[A block of data]
#####

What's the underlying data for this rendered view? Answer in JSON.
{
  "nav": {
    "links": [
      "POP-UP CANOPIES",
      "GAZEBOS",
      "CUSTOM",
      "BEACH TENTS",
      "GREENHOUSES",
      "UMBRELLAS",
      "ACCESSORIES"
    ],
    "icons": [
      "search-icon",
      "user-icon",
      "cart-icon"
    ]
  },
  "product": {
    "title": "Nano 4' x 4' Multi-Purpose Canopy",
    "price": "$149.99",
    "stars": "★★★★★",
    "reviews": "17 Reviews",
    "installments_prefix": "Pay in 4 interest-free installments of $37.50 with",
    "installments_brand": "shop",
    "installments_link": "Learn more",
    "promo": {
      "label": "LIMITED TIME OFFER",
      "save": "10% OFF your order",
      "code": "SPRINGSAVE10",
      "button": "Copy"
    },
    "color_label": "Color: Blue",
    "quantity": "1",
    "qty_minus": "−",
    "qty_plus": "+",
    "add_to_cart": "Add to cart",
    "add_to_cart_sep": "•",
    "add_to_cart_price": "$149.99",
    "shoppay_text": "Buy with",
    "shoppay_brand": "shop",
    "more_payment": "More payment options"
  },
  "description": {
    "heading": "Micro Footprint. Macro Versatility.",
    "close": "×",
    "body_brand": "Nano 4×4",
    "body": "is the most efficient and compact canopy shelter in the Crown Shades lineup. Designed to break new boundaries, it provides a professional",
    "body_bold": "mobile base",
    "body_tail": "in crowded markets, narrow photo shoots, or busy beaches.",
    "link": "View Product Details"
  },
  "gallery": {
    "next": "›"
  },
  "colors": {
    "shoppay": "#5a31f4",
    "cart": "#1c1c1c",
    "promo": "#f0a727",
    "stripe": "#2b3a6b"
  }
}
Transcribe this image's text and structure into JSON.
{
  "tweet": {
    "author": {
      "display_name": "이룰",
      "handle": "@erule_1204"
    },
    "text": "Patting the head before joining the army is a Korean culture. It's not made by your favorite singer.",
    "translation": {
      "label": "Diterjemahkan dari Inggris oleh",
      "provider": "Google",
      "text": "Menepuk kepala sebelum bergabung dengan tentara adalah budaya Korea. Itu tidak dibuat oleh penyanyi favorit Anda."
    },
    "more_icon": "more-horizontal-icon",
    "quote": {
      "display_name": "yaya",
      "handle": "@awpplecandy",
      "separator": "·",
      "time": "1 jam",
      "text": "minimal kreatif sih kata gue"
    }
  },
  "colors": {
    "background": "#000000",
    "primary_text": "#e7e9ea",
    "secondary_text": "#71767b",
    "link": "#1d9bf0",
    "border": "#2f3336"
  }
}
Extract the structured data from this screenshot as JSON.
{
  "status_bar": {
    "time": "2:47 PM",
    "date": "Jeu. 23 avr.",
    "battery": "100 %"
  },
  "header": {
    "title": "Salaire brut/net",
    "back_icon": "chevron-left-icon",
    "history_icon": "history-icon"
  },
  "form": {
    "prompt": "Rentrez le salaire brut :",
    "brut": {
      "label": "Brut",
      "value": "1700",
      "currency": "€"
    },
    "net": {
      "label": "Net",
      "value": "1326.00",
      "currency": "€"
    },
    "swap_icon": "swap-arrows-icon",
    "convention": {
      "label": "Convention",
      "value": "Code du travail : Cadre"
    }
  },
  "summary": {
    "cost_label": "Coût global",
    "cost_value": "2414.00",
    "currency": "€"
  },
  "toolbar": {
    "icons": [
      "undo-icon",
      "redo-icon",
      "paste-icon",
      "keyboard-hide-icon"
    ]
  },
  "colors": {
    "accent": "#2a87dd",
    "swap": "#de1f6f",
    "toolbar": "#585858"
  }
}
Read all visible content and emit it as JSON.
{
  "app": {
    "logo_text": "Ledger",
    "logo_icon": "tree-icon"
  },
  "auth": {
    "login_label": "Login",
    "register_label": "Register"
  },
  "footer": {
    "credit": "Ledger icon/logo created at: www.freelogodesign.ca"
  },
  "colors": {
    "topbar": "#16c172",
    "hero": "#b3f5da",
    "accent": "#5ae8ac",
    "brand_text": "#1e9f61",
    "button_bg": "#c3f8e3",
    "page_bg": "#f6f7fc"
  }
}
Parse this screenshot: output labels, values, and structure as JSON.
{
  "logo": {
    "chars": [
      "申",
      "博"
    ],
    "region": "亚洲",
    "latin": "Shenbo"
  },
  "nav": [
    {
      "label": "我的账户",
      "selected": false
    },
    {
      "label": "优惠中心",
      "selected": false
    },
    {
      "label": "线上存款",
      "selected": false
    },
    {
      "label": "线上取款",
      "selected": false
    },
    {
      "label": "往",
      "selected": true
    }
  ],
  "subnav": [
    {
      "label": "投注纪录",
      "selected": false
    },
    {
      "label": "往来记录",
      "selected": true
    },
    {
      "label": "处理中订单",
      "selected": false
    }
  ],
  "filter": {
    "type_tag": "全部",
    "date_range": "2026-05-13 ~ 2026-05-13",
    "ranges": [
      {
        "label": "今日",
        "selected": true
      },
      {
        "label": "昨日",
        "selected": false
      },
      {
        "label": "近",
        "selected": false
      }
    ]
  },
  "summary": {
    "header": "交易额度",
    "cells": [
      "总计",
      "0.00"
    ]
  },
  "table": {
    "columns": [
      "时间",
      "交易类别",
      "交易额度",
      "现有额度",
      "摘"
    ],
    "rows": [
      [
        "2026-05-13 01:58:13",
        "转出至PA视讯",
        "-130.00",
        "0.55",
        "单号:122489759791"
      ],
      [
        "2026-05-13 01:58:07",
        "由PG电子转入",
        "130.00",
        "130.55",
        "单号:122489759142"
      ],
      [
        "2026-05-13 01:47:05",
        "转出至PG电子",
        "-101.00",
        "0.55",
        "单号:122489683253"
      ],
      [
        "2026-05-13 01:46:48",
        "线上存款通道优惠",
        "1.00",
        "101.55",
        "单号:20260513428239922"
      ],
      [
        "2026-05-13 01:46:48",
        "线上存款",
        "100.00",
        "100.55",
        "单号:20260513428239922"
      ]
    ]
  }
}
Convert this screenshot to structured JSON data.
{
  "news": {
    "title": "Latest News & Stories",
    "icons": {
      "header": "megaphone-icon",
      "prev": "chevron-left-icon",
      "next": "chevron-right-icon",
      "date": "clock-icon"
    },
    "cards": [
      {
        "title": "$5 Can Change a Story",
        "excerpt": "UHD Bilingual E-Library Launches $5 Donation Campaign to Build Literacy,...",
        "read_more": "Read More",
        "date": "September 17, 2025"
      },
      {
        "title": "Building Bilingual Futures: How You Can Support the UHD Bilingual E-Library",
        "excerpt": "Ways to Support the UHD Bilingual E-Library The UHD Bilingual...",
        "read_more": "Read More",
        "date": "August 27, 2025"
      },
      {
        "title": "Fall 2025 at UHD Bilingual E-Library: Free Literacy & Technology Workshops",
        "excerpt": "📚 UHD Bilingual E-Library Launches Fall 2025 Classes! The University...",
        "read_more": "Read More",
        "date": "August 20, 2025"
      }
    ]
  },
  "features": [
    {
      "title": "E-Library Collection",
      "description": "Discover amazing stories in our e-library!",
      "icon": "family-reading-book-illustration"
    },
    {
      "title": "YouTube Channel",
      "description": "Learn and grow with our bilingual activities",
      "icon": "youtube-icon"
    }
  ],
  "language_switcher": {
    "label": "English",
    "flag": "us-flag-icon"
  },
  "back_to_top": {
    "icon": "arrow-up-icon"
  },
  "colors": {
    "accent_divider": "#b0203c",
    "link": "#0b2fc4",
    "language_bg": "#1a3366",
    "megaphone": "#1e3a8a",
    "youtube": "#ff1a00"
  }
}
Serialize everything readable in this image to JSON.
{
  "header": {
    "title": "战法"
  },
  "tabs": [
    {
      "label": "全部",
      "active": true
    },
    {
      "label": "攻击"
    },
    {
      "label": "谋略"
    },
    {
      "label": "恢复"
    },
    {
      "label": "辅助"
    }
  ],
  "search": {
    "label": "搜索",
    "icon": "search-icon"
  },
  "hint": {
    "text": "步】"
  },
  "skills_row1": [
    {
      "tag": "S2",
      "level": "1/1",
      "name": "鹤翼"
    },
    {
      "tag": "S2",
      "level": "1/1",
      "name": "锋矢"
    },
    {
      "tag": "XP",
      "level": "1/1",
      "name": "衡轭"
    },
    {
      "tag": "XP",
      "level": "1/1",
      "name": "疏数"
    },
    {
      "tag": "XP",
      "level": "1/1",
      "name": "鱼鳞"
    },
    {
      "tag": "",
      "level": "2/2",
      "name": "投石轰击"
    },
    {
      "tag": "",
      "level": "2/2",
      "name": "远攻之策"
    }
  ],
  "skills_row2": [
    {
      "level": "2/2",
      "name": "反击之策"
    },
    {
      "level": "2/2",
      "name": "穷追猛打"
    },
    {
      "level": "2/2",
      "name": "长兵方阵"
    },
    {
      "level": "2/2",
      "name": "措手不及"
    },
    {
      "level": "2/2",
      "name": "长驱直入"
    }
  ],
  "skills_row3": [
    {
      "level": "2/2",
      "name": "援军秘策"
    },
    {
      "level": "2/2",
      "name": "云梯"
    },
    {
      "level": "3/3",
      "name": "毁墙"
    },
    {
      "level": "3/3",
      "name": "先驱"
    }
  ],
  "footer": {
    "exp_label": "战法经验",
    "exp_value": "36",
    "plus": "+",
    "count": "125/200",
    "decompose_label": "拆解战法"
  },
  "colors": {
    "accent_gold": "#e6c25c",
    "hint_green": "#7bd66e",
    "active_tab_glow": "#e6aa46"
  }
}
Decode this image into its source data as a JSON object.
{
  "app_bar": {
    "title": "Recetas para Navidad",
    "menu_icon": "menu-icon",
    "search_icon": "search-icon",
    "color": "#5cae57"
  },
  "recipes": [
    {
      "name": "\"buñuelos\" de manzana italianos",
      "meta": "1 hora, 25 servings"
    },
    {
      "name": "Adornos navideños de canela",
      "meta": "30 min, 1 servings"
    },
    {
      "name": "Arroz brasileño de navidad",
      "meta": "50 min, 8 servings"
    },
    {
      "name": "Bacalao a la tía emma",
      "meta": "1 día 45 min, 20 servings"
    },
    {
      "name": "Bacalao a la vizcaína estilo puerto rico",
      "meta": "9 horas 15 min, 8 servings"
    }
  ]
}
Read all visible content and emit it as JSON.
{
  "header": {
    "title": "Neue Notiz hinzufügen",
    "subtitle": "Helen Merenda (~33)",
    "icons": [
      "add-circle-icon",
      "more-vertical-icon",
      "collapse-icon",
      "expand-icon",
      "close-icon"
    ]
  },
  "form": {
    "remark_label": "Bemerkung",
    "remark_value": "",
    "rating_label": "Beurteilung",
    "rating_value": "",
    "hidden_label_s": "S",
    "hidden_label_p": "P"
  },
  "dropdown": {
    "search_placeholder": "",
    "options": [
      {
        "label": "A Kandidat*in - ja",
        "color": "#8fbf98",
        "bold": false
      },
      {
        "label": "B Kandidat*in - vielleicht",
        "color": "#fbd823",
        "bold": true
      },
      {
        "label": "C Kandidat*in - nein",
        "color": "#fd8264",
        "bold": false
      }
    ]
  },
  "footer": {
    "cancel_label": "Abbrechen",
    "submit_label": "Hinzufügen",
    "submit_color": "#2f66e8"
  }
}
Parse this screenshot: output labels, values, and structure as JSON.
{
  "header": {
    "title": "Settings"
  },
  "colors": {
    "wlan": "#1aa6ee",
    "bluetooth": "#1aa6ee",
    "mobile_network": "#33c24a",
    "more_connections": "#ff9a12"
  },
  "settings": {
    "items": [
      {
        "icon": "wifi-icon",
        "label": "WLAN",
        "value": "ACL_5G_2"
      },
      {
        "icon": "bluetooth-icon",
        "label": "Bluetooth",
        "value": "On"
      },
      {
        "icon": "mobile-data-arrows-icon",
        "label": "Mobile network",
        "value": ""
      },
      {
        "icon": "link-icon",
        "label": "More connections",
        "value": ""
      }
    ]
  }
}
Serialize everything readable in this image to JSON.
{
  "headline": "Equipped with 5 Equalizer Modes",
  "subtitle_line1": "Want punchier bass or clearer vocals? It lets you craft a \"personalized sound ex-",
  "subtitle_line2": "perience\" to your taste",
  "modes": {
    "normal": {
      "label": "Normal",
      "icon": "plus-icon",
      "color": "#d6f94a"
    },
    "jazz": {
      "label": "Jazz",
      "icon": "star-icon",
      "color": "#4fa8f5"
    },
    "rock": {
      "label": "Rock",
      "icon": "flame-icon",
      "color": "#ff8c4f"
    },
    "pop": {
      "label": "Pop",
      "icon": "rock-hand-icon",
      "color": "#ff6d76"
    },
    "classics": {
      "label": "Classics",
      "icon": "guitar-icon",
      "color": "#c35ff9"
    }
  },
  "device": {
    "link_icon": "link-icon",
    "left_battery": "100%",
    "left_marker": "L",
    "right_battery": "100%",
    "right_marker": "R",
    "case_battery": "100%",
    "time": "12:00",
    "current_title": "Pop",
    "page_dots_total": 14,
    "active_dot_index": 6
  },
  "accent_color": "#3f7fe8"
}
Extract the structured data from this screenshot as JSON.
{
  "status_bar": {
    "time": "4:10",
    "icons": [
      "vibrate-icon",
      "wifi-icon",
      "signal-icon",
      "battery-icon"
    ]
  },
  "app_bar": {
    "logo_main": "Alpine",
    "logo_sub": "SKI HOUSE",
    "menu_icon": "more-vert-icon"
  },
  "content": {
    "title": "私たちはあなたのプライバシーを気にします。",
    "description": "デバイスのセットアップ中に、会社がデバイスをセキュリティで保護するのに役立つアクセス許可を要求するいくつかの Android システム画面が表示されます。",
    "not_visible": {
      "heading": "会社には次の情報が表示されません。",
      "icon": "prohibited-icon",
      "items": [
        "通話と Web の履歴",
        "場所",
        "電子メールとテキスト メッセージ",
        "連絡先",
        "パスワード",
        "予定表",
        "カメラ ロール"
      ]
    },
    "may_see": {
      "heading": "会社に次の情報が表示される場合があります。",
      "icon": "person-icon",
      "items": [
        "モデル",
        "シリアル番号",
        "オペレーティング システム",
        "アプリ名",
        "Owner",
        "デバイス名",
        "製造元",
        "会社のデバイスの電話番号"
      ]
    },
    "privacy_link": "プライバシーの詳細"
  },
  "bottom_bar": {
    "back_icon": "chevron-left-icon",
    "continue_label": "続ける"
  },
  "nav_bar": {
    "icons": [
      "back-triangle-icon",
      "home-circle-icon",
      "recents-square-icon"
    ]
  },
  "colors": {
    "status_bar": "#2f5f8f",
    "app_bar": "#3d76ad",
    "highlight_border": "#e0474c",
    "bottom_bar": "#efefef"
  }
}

#####

• _Goal of the exercise_
Gather and copy every line of the data in which the string "swap" is found.

• _Correct result_
    "swap_icon": "swap-arrows-icon",
    "swap": "#de1f6f",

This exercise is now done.